— WHAT THIS TASK INVOLVES —
Pull out the following lines unchanged: start at the first line of the entries and stop after the line that contains "x-axis-label: Omega anomaly", keeping both of those lines.

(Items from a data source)
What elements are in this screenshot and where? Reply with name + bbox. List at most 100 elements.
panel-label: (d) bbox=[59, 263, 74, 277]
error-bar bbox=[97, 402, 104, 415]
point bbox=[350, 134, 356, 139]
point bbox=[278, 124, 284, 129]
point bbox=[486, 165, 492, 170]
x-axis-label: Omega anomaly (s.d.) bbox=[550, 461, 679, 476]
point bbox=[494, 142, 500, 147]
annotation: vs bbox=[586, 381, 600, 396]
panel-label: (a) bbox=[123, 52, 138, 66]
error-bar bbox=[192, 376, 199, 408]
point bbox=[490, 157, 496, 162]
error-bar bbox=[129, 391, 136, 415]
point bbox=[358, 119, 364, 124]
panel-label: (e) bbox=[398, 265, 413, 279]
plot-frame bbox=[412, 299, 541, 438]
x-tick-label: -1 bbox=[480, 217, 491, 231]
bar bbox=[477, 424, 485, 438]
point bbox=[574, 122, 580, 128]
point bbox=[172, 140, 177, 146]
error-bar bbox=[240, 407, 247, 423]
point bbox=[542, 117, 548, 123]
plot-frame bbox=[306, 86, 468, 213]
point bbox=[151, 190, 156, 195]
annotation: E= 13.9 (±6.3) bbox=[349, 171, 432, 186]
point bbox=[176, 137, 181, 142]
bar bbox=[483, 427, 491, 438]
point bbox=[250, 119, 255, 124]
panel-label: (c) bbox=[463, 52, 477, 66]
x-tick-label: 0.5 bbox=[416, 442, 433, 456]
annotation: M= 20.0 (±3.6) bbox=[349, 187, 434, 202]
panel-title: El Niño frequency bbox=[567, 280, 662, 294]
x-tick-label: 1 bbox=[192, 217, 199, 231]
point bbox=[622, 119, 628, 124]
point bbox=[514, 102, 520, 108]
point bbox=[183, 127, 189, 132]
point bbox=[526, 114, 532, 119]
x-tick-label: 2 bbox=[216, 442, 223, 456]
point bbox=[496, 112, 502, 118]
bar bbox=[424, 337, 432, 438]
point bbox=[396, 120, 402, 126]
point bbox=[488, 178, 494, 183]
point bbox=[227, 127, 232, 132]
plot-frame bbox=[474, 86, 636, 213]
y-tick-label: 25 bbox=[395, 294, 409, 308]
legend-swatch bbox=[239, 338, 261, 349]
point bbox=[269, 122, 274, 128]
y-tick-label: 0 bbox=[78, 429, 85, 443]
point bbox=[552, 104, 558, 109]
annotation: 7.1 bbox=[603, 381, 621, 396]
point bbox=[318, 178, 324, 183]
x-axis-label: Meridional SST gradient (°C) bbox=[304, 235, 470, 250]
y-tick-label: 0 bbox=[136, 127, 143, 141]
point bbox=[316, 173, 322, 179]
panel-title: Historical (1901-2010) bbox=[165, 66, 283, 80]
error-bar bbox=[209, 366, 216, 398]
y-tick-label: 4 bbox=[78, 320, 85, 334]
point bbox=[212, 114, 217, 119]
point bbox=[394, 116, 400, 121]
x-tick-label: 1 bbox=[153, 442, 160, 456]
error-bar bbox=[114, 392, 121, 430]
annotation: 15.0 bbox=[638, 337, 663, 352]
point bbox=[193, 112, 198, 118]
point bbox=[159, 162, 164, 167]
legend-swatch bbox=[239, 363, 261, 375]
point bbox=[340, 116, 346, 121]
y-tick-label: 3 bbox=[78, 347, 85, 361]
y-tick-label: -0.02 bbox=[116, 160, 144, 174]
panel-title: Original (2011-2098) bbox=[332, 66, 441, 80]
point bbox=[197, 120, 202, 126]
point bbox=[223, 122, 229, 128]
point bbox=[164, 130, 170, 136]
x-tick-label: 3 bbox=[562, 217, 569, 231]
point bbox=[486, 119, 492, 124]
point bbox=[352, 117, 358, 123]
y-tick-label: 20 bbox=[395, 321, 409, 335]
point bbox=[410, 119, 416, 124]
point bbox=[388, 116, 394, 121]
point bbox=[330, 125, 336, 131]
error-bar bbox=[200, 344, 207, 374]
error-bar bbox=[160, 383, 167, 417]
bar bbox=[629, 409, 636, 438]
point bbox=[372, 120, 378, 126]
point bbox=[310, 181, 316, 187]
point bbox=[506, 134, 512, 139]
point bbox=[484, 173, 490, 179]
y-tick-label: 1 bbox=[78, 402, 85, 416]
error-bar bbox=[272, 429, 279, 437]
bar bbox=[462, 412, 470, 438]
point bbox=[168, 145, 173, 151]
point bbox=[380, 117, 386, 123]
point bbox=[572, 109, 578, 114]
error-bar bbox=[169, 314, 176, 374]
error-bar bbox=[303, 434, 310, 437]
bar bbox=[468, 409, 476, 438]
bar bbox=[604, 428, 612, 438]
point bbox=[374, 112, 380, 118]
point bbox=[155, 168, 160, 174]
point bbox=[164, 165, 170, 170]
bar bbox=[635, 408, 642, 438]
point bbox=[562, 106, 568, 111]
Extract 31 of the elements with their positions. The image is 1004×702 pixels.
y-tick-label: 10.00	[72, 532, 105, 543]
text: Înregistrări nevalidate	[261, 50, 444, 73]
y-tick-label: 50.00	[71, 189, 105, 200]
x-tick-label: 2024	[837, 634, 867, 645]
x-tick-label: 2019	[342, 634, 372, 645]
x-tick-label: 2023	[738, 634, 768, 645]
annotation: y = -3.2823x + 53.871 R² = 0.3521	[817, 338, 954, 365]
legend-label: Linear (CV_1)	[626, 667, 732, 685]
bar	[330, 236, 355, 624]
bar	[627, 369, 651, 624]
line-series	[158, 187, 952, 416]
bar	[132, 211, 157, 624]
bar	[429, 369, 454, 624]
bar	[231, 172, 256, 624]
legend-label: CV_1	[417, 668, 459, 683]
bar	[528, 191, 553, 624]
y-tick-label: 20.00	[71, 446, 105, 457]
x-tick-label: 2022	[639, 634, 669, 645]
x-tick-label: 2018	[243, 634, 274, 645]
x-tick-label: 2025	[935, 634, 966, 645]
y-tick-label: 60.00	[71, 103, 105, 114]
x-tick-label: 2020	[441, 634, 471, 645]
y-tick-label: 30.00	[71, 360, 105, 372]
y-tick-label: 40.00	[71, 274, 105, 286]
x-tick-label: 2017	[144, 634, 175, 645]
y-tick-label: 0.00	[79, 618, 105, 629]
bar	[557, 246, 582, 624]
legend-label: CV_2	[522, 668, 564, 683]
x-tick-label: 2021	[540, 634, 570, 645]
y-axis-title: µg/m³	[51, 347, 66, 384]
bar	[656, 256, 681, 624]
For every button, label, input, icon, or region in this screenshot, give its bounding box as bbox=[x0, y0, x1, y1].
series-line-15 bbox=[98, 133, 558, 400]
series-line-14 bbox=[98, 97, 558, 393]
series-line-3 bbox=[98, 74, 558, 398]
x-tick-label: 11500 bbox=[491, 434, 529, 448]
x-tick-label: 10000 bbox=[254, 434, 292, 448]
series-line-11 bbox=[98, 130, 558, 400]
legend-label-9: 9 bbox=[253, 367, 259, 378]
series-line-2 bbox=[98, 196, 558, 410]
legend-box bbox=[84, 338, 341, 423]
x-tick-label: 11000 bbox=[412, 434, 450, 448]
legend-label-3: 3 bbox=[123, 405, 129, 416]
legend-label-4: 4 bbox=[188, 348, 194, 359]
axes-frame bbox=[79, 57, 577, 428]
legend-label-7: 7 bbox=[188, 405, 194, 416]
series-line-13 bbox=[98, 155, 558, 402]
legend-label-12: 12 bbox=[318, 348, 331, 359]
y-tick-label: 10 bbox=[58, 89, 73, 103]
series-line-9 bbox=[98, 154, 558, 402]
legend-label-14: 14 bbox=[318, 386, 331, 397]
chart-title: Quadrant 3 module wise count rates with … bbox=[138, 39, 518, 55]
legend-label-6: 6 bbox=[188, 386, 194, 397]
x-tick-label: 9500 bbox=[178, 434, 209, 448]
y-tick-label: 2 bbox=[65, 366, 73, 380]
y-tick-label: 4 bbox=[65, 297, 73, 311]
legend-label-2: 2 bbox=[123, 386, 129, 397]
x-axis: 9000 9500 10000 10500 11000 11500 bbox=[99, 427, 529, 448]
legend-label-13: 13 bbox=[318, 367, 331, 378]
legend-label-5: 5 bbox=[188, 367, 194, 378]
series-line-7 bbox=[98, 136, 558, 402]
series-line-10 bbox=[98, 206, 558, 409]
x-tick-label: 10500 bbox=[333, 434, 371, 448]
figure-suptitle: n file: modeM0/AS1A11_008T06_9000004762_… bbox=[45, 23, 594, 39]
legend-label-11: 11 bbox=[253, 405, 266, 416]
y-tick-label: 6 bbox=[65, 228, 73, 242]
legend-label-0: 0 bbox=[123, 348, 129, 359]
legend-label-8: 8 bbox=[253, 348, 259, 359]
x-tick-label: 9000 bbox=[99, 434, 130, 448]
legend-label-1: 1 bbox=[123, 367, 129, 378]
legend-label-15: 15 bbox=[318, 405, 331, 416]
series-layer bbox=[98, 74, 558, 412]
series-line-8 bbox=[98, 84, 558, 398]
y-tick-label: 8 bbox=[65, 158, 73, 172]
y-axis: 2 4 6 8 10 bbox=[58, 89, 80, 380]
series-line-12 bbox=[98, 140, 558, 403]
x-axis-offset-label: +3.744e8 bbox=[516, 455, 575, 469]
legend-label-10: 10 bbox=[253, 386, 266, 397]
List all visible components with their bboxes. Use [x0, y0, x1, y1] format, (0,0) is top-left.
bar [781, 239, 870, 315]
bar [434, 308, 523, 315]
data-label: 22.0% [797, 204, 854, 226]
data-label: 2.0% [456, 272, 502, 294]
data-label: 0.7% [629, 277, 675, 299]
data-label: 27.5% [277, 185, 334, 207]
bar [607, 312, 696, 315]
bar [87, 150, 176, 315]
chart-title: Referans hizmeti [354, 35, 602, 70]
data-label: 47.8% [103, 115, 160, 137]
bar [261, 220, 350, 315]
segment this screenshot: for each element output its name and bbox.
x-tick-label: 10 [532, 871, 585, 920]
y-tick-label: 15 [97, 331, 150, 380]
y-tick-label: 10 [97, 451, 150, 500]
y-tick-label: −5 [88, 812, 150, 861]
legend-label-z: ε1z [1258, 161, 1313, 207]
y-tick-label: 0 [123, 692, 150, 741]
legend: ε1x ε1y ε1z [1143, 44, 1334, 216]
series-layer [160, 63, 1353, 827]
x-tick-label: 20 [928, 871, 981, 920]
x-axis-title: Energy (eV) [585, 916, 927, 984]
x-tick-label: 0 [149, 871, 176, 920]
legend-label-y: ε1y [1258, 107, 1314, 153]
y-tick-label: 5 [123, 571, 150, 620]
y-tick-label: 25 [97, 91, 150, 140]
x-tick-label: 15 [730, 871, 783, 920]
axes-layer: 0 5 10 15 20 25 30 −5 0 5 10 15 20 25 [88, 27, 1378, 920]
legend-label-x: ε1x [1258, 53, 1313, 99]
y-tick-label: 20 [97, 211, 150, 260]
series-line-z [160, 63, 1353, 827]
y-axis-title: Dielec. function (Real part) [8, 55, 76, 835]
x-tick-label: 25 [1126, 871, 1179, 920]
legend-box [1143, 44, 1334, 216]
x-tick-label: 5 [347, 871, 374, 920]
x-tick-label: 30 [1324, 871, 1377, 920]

— EXERCISE RESPONSE —
What elements are in this screenshot and where? Reply with name + bbox. List at most 100 elements.
panel-label: (d) bbox=[59, 263, 74, 277]
error-bar bbox=[97, 402, 104, 415]
point bbox=[350, 134, 356, 139]
point bbox=[278, 124, 284, 129]
point bbox=[486, 165, 492, 170]
x-axis-label: Omega anomaly (s.d.) bbox=[550, 461, 679, 476]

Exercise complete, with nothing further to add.